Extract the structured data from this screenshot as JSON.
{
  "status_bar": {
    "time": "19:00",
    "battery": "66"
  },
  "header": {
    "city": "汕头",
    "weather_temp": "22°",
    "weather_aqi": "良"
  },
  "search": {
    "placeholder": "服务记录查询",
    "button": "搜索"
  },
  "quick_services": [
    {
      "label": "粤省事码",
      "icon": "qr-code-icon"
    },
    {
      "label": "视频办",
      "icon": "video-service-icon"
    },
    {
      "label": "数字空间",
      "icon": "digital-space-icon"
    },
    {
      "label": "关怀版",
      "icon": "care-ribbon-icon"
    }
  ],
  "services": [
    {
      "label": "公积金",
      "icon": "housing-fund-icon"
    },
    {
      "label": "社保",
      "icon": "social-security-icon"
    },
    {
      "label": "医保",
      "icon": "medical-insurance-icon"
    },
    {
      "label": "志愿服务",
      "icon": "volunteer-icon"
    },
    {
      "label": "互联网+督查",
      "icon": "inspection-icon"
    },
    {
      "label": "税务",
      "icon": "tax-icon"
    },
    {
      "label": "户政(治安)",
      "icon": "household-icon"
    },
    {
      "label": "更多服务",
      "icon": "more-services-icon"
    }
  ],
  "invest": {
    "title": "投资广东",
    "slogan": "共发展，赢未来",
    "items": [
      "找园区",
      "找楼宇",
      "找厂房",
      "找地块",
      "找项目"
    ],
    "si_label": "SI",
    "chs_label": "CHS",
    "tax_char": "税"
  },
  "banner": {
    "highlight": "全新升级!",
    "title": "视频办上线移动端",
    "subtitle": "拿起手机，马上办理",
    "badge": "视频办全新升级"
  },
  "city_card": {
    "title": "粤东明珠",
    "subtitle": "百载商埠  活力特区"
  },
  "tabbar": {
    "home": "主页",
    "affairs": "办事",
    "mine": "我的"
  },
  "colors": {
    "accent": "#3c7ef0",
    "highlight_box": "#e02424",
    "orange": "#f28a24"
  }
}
•••
#### [PROBLEM TO SOLVE]
Note every line above where the string "icon" shows up, and copy those lines.

#### [WRITTEN RESPONSE]
      "icon": "qr-code-icon"
      "icon": "video-service-icon"
      "icon": "digital-space-icon"
      "icon": "care-ribbon-icon"
      "icon": "housing-fund-icon"
      "icon": "social-security-icon"
      "icon": "medical-insurance-icon"
      "icon": "volunteer-icon"
      "icon": "inspection-icon"
      "icon": "tax-icon"
      "icon": "household-icon"
      "icon": "more-services-icon"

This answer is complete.